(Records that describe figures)

★ ★ ★ ★ ★ ★ ★

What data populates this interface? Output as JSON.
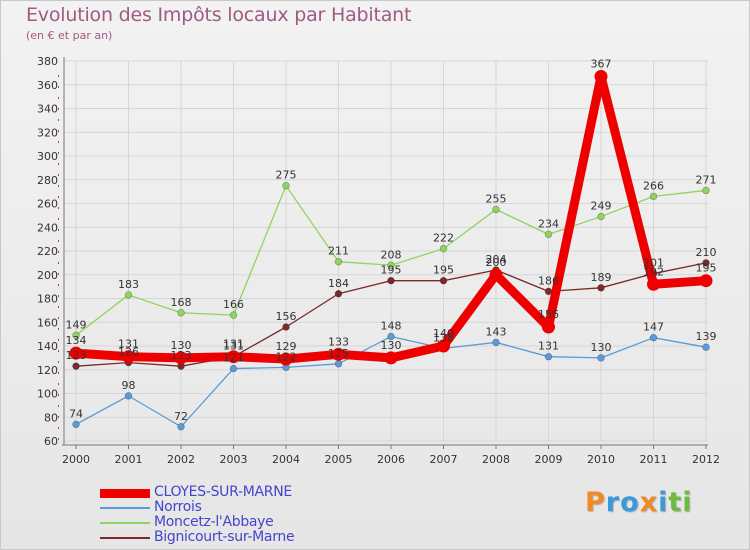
{
  "title": "Evolution des Impôts locaux par Habitant",
  "subtitle": "(en € et par an)",
  "logo_text": "Proxiti",
  "logo_letters": [
    {
      "ch": "P",
      "color": "#f08a24"
    },
    {
      "ch": "r",
      "color": "#3a9ad9"
    },
    {
      "ch": "o",
      "color": "#3a9ad9"
    },
    {
      "ch": "x",
      "color": "#f08a24"
    },
    {
      "ch": "i",
      "color": "#3a9ad9"
    },
    {
      "ch": "t",
      "color": "#6dbb3e"
    },
    {
      "ch": "i",
      "color": "#6dbb3e"
    }
  ],
  "chart_data": {
    "type": "line",
    "title": "Evolution des Impôts locaux par Habitant",
    "subtitle": "(en € et par an)",
    "xlabel": "",
    "ylabel": "",
    "x": [
      "2000",
      "2001",
      "2002",
      "2003",
      "2004",
      "2005",
      "2006",
      "2007",
      "2008",
      "2009",
      "2010",
      "2011",
      "2012"
    ],
    "ylim": [
      60,
      380
    ],
    "yticks": [
      60,
      80,
      100,
      120,
      140,
      160,
      180,
      200,
      220,
      240,
      260,
      280,
      300,
      320,
      340,
      360,
      380
    ],
    "grid": true,
    "legend_position": "bottom-left",
    "series": [
      {
        "name": "CLOYES-SUR-MARNE",
        "color": "#ee0000",
        "thick": true,
        "values": [
          134,
          131,
          130,
          131,
          129,
          133,
          130,
          140,
          200,
          156,
          367,
          192,
          195
        ],
        "labels": [
          "134",
          "131",
          "130",
          "131",
          "129",
          "133",
          "130",
          "140",
          "200",
          "156",
          "367",
          "192",
          "195"
        ]
      },
      {
        "name": "Norrois",
        "color": "#5b9bd5",
        "thick": false,
        "values": [
          74,
          98,
          72,
          121,
          122,
          125,
          148,
          138,
          143,
          131,
          130,
          147,
          139
        ],
        "labels": [
          "74",
          "98",
          "72",
          "121",
          "122",
          "125",
          "148",
          "138",
          "143",
          "131",
          "130",
          "147",
          "139"
        ]
      },
      {
        "name": "Moncetz-l'Abbaye",
        "color": "#8fd45e",
        "thick": false,
        "values": [
          149,
          183,
          168,
          166,
          275,
          211,
          208,
          222,
          255,
          234,
          249,
          266,
          271
        ],
        "labels": [
          "149",
          "183",
          "168",
          "166",
          "275",
          "211",
          "208",
          "222",
          "255",
          "234",
          "249",
          "266",
          "271"
        ]
      },
      {
        "name": "Bignicourt-sur-Marne",
        "color": "#7a2a2a",
        "thick": false,
        "values": [
          123,
          126,
          123,
          131,
          156,
          184,
          195,
          195,
          204,
          186,
          189,
          201,
          210
        ],
        "labels": [
          "123",
          "126",
          "123",
          "131",
          "156",
          "184",
          "195",
          "195",
          "204",
          "186",
          "189",
          "201",
          "210"
        ]
      }
    ]
  }
}
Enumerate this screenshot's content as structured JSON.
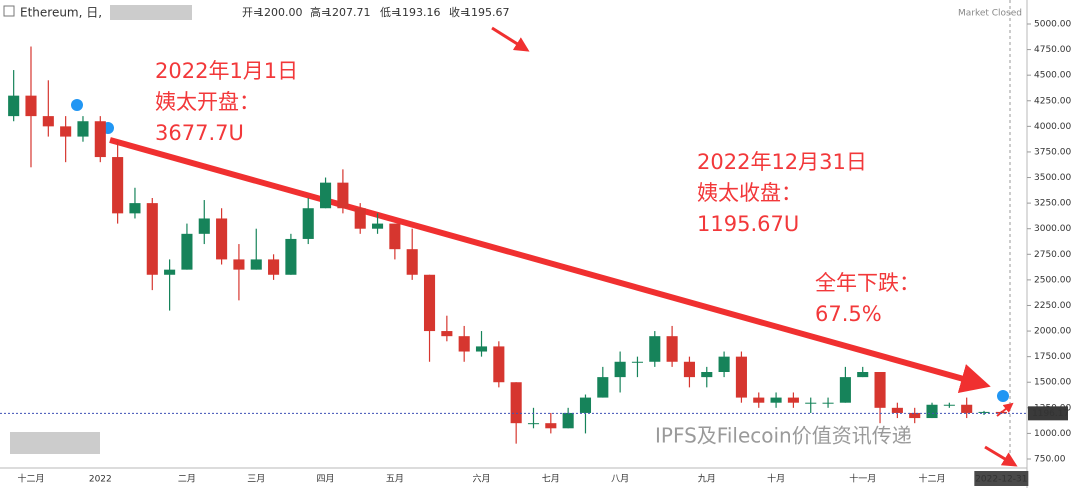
{
  "header": {
    "symbol": "Ethereum, 日,",
    "open_label": "开=",
    "open": "1200.00",
    "high_label": "高=",
    "high": "1207.71",
    "low_label": "低=",
    "low": "1193.16",
    "close_label": "收=",
    "close": "1195.67",
    "status": "Market Closed"
  },
  "watermark": "IPFS及Filecoin价值资讯传递",
  "chart_data": {
    "type": "candlestick",
    "categories": [
      null,
      "十二月",
      null,
      null,
      null,
      "2022",
      null,
      null,
      null,
      null,
      "二月",
      null,
      null,
      null,
      "三月",
      null,
      null,
      null,
      "四月",
      null,
      null,
      null,
      "五月",
      null,
      null,
      null,
      null,
      "六月",
      null,
      null,
      null,
      "七月",
      null,
      null,
      null,
      "八月",
      null,
      null,
      null,
      null,
      "九月",
      null,
      null,
      null,
      "十月",
      null,
      null,
      null,
      null,
      "十一月",
      null,
      null,
      null,
      "十二月",
      null,
      null,
      null,
      "2022-12-31"
    ],
    "series": [
      {
        "name": "Ethereum",
        "up_color": "#16835a",
        "down_color": "#d6362f",
        "open": [
          4100,
          4300,
          4100,
          4000,
          3900,
          4050,
          3700,
          3150,
          3250,
          2550,
          2600,
          2950,
          3100,
          2700,
          2600,
          2700,
          2550,
          2900,
          3200,
          3450,
          3200,
          3000,
          3050,
          2800,
          2550,
          2000,
          1950,
          1800,
          1850,
          1500,
          1100,
          1100,
          1050,
          1200,
          1350,
          1550,
          1700,
          1700,
          1950,
          1700,
          1550,
          1600,
          1750,
          1350,
          1300,
          1350,
          1300,
          1300,
          1300,
          1550,
          1600,
          1250,
          1200,
          1150,
          1280,
          1280,
          1200,
          1210
        ],
        "high": [
          4550,
          4780,
          4450,
          4100,
          4100,
          4100,
          3850,
          3400,
          3300,
          2700,
          3050,
          3280,
          3200,
          2850,
          3000,
          2750,
          2950,
          3300,
          3500,
          3580,
          3250,
          3150,
          3050,
          3000,
          2550,
          2150,
          2050,
          2000,
          1900,
          1500,
          1250,
          1200,
          1250,
          1380,
          1650,
          1800,
          1750,
          2000,
          2050,
          1750,
          1650,
          1800,
          1800,
          1400,
          1400,
          1400,
          1350,
          1350,
          1650,
          1650,
          1600,
          1300,
          1250,
          1300,
          1300,
          1350,
          1220,
          1220
        ],
        "low": [
          4050,
          3600,
          3900,
          3650,
          3850,
          3650,
          3050,
          3100,
          2400,
          2200,
          2600,
          2850,
          2650,
          2300,
          2600,
          2500,
          2550,
          2850,
          3200,
          3150,
          2950,
          2950,
          2700,
          2500,
          1700,
          1900,
          1700,
          1750,
          1450,
          900,
          1050,
          1000,
          1050,
          1000,
          1350,
          1400,
          1550,
          1650,
          1650,
          1450,
          1450,
          1550,
          1300,
          1250,
          1250,
          1250,
          1200,
          1250,
          1300,
          1550,
          1100,
          1150,
          1100,
          1150,
          1250,
          1150,
          1180,
          1190
        ],
        "close": [
          4300,
          4100,
          4000,
          3900,
          4050,
          3700,
          3150,
          3250,
          2550,
          2600,
          2950,
          3100,
          2700,
          2600,
          2700,
          2550,
          2900,
          3200,
          3450,
          3200,
          3000,
          3050,
          2800,
          2550,
          2000,
          1950,
          1800,
          1850,
          1500,
          1100,
          1100,
          1050,
          1200,
          1350,
          1550,
          1700,
          1700,
          1950,
          1700,
          1550,
          1600,
          1750,
          1350,
          1300,
          1350,
          1300,
          1300,
          1300,
          1550,
          1600,
          1250,
          1200,
          1150,
          1280,
          1280,
          1200,
          1210,
          1196
        ]
      }
    ],
    "last_price": 1196.17,
    "ylim": [
      750,
      5000
    ],
    "yticks": [
      {
        "value": 750,
        "label": "750.00"
      },
      {
        "value": 1000,
        "label": "1000.00"
      },
      {
        "value": 1250,
        "label": "1250.00"
      },
      {
        "value": 1500,
        "label": "1500.00"
      },
      {
        "value": 1750,
        "label": "1750.00"
      },
      {
        "value": 2000,
        "label": "2000.00"
      },
      {
        "value": 2250,
        "label": "2250.00"
      },
      {
        "value": 2500,
        "label": "2500.00"
      },
      {
        "value": 2750,
        "label": "2750.00"
      },
      {
        "value": 3000,
        "label": "3000.00"
      },
      {
        "value": 3250,
        "label": "3250.00"
      },
      {
        "value": 3500,
        "label": "3500.00"
      },
      {
        "value": 3750,
        "label": "3750.00"
      },
      {
        "value": 4000,
        "label": "4000.00"
      },
      {
        "value": 4250,
        "label": "4250.00"
      },
      {
        "value": 4500,
        "label": "4500.00"
      },
      {
        "value": 4750,
        "label": "4750.00"
      },
      {
        "value": 5000,
        "label": "5000.00"
      }
    ],
    "grid": false,
    "annotations": [
      [
        "2022年1月1日",
        "姨太开盘：",
        "3677.7U"
      ],
      [
        "2022年12月31日",
        "姨太收盘：",
        "1195.67U"
      ],
      [
        "全年下跌：",
        "67.5%"
      ]
    ]
  }
}
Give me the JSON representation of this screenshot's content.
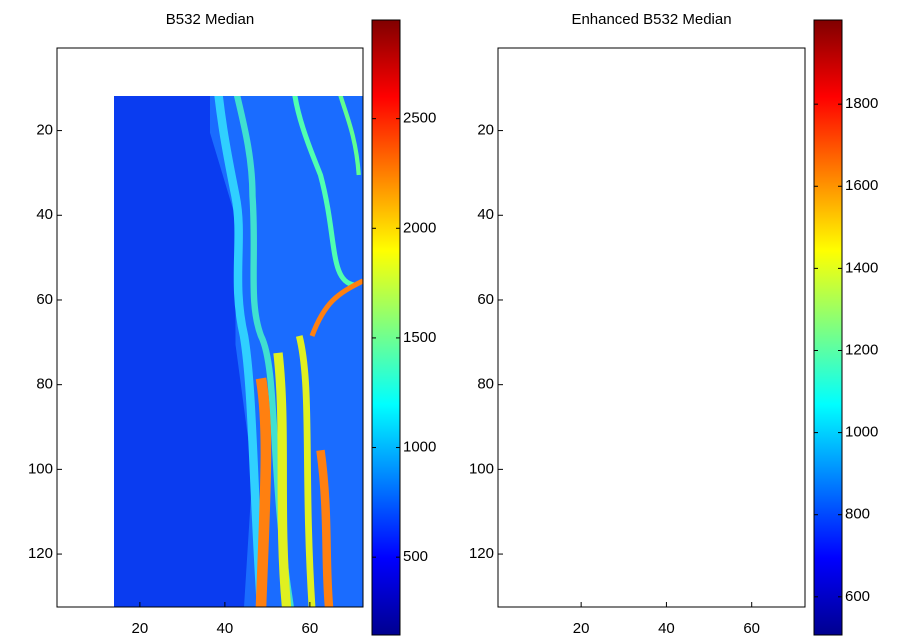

★ ★ ★ ★ ★ ★ ★

WHAT IS BEING ASKED: Show each line of the listing that holds the string "screenshot".

CORRECT RESULT:
Enumerate this screenshot's content as structured JSON.
Give me the JSON representation of this screenshot's content.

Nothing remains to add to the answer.